Data entries:
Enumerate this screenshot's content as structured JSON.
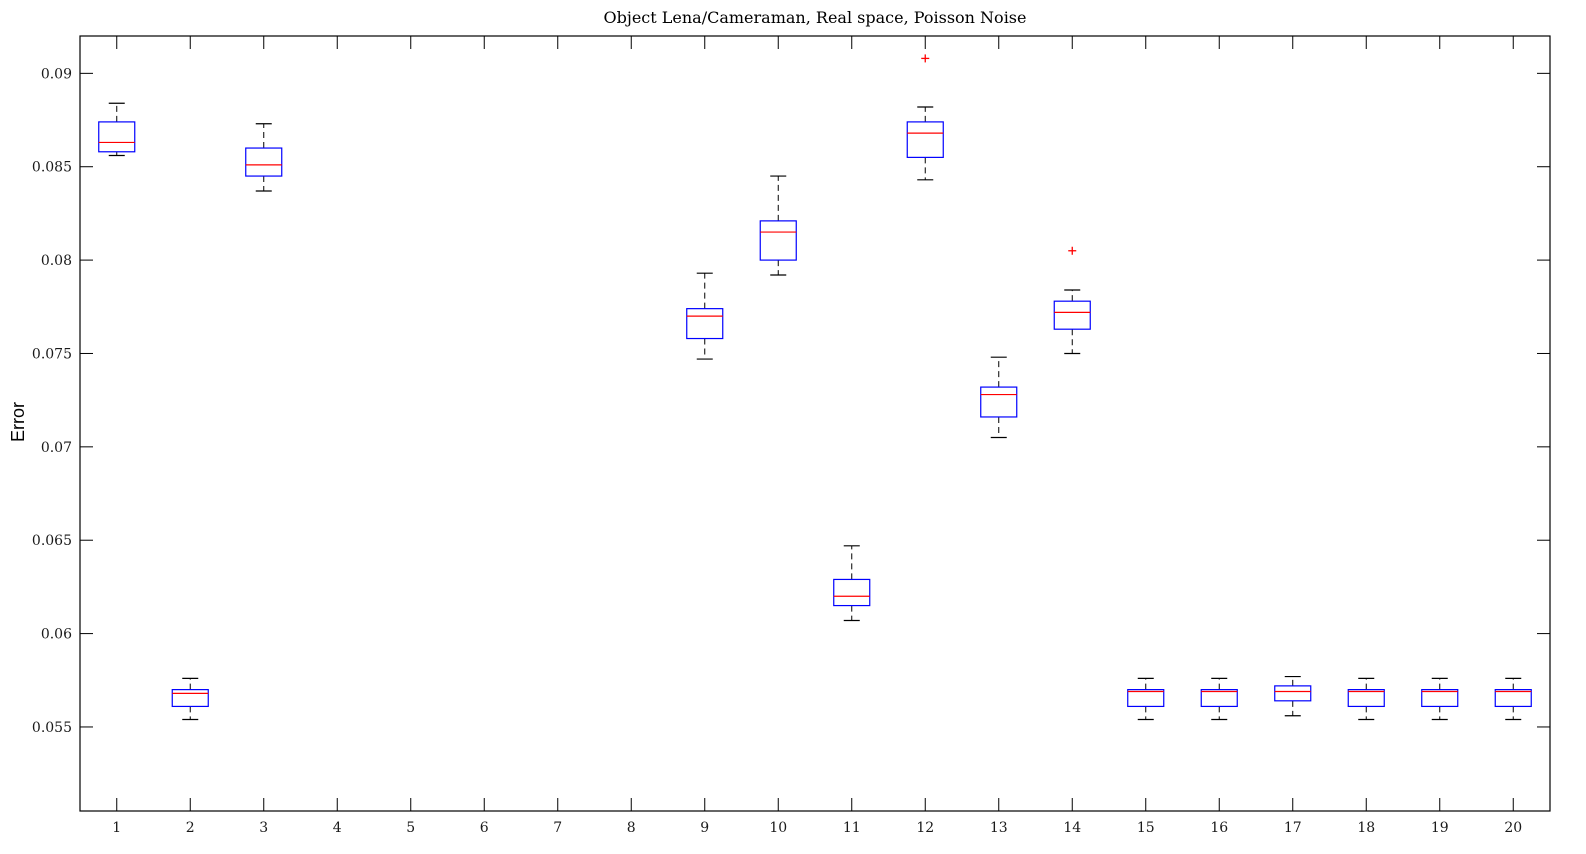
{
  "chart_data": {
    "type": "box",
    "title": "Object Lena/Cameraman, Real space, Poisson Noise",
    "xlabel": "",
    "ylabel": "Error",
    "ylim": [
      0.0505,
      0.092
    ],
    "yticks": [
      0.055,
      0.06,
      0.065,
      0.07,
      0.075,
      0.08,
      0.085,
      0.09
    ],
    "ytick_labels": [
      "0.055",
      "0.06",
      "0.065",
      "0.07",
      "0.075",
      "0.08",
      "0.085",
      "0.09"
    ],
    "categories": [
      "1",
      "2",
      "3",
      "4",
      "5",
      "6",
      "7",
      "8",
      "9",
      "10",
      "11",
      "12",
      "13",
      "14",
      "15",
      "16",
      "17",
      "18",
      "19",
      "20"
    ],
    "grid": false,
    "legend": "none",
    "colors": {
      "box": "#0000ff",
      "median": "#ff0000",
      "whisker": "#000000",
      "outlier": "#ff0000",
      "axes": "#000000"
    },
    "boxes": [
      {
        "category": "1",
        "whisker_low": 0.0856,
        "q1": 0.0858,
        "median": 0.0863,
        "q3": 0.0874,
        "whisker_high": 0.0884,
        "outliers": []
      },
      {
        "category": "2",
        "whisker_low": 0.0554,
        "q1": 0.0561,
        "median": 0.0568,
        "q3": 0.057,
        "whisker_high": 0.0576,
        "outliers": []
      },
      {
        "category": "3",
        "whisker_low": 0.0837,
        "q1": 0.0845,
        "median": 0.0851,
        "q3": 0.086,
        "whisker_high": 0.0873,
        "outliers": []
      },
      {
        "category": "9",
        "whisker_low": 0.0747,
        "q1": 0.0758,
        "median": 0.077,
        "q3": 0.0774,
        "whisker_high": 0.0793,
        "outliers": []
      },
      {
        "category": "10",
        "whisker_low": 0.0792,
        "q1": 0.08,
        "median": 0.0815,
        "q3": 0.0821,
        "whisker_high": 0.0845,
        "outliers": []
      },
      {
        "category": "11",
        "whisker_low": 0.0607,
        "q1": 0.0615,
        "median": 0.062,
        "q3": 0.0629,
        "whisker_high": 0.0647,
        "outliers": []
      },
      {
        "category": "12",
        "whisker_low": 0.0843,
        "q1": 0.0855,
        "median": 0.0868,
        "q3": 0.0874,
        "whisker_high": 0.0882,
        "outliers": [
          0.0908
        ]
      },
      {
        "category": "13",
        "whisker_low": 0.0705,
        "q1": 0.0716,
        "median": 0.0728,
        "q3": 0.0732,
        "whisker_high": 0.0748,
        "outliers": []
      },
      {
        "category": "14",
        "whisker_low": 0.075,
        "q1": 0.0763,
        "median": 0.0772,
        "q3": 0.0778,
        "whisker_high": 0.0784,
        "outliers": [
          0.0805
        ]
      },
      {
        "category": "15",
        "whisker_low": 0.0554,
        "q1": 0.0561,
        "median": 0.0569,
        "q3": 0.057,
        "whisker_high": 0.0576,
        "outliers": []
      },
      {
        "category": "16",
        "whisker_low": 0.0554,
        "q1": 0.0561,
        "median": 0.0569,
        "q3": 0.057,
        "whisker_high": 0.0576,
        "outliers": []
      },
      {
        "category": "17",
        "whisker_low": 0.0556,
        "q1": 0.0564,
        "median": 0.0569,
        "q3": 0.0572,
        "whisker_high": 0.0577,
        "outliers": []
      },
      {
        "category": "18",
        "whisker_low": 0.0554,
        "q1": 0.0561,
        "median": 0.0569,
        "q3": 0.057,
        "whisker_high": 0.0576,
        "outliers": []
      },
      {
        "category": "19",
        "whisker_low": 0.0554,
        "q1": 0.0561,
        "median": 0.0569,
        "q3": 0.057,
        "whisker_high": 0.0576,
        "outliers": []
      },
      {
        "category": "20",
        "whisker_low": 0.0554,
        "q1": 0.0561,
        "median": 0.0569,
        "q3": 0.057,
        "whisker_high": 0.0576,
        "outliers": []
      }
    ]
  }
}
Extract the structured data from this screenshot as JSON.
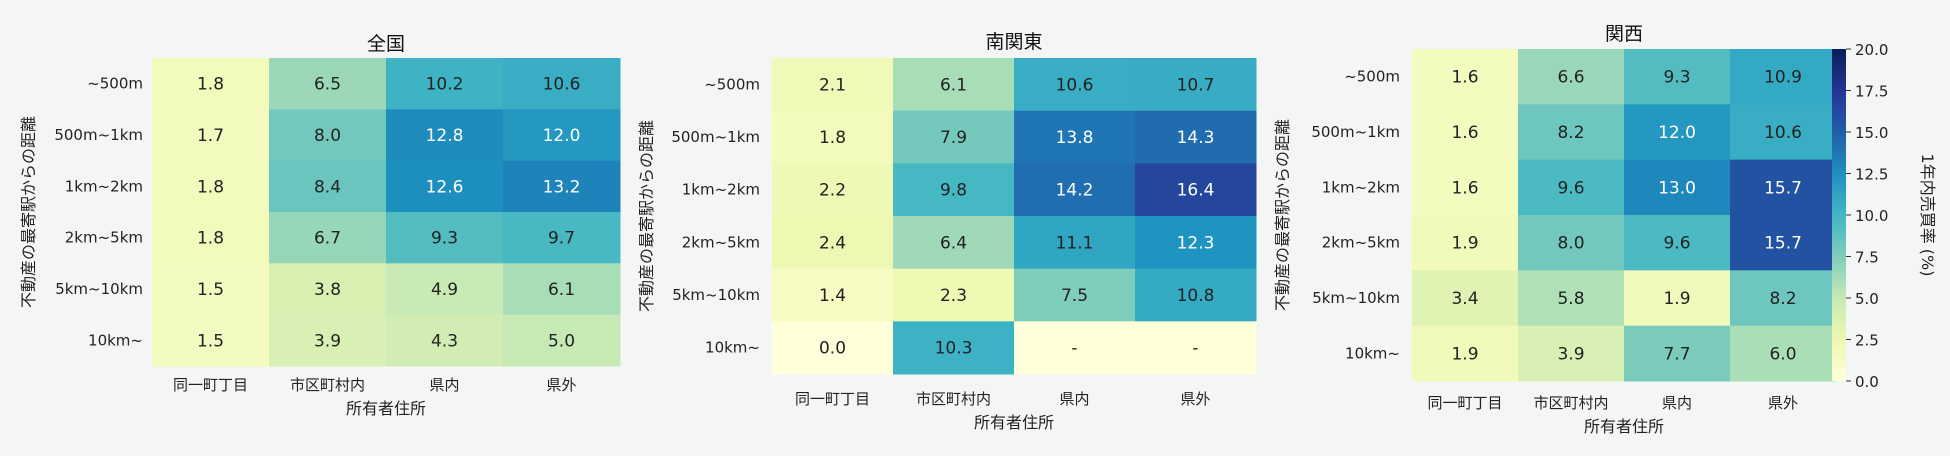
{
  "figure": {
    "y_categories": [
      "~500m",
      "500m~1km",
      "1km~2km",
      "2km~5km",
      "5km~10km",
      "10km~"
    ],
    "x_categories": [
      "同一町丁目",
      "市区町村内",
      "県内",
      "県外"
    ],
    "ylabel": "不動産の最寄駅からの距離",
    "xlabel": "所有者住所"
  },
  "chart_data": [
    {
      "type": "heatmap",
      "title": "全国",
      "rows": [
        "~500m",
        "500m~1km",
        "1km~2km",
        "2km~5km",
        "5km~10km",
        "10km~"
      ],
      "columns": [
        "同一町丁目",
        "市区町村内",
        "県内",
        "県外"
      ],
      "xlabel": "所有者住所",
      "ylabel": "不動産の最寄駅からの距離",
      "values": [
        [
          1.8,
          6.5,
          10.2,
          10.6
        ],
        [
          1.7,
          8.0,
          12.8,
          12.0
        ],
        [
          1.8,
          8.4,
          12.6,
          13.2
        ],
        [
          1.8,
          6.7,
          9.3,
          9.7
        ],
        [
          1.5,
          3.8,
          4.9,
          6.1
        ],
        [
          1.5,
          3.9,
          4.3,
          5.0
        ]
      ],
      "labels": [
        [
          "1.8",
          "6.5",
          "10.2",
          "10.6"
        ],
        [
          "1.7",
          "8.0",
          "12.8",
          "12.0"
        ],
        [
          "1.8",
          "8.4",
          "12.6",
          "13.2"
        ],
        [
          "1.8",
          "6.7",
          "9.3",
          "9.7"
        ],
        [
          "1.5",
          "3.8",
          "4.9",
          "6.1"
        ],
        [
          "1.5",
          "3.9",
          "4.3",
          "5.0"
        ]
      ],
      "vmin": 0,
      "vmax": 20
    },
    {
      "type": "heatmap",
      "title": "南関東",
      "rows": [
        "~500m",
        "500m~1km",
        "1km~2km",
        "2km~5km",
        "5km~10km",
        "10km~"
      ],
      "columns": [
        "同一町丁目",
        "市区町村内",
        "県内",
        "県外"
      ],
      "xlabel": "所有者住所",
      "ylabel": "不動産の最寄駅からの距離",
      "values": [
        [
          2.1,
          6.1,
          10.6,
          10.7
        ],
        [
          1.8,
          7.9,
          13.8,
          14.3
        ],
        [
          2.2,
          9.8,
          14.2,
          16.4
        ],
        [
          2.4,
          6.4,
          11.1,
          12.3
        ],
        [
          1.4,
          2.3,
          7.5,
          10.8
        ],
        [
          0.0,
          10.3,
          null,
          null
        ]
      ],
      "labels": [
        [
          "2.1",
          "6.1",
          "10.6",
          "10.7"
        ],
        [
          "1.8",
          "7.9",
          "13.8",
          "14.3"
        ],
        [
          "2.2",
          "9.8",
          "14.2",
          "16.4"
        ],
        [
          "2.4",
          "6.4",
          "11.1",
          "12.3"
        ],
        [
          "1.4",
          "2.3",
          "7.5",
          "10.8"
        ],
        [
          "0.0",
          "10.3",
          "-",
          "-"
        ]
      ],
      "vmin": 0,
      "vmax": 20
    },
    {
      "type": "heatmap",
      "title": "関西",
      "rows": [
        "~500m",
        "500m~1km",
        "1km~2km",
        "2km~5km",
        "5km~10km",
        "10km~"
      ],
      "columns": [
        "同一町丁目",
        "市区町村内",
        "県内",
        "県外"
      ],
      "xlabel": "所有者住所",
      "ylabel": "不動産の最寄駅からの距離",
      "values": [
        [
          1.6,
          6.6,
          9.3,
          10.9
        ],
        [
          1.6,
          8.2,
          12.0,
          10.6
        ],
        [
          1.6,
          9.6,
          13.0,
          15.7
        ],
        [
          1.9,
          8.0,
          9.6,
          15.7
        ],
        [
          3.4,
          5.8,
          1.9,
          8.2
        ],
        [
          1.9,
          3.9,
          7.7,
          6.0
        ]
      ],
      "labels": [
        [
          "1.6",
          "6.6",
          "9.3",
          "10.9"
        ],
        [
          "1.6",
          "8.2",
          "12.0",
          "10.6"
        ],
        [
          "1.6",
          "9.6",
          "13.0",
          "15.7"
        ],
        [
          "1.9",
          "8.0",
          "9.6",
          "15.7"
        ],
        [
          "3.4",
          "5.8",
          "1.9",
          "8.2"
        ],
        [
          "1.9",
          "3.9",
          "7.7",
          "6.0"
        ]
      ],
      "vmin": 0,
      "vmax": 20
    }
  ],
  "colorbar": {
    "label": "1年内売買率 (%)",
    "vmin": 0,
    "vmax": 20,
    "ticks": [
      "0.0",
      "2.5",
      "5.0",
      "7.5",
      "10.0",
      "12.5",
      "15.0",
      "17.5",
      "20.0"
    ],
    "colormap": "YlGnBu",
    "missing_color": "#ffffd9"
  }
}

Given instruction:
Reproduce each line of the material containing the word "title".

Solution to the problem:
    "title": "Object Lena/Cameraman, Real space, Poisson Noise",
      "title": "全国",
      "title": "南関東",
      "title": "関西",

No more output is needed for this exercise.